Copy out each line below that has the word "text" in it.

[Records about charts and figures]
------------------------------------

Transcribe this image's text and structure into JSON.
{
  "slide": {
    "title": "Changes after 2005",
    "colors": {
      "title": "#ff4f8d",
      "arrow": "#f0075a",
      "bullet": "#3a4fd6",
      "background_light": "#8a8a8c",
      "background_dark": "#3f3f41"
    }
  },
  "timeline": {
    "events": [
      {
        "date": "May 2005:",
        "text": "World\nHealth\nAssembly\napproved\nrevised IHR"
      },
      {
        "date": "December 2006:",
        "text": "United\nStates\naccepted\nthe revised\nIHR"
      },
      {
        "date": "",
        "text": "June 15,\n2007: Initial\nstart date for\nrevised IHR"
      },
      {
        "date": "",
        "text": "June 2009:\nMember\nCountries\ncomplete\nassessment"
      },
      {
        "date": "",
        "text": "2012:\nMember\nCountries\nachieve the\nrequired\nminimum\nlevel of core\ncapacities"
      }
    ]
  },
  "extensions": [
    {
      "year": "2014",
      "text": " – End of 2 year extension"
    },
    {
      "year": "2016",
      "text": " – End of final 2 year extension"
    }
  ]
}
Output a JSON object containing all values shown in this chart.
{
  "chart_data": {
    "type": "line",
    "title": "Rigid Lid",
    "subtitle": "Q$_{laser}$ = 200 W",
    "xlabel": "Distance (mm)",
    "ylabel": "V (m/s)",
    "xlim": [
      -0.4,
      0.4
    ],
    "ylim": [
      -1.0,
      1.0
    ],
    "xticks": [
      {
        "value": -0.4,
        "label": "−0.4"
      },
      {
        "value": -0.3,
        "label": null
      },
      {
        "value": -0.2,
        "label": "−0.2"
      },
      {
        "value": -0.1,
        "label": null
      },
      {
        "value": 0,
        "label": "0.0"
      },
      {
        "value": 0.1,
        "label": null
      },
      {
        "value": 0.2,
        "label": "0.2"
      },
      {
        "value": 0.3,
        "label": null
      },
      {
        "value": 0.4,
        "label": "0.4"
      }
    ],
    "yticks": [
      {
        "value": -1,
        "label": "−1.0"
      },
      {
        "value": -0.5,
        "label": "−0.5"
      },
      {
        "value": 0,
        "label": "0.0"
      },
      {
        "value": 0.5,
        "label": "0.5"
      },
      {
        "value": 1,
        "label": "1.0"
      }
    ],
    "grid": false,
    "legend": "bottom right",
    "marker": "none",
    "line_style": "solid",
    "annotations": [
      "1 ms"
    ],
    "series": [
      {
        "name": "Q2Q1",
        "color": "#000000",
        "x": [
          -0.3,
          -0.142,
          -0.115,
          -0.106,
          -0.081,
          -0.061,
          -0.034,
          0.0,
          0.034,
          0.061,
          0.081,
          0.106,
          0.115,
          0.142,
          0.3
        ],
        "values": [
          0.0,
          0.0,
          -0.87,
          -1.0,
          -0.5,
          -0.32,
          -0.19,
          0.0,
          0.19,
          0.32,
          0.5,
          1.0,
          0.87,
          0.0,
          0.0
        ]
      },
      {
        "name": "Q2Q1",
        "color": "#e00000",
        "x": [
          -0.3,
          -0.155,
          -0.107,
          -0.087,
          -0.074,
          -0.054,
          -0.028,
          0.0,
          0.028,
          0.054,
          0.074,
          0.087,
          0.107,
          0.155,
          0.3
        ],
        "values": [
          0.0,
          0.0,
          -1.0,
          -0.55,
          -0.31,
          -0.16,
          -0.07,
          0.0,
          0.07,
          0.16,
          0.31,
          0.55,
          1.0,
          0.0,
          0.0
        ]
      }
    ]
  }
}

------------------------------------

__The response__.
Transcribe this image's text and structure into JSON.
        "text": "World\nHealth\nAssembly\napproved\nrevised IHR"
        "text": "United\nStates\naccepted\nthe revised\nIHR"
        "text": "June 15,\n2007: Initial\nstart date for\nrevised IHR"
        "text": "June 2009:\nMember\nCountries\ncomplete\nassessment"
        "text": "2012:\nMember\nCountries\nachieve the\nrequired\nminimum\nlevel of core\ncapacities"
      "text": " – End of 2 year extension"
      "text": " – End of final 2 year extension"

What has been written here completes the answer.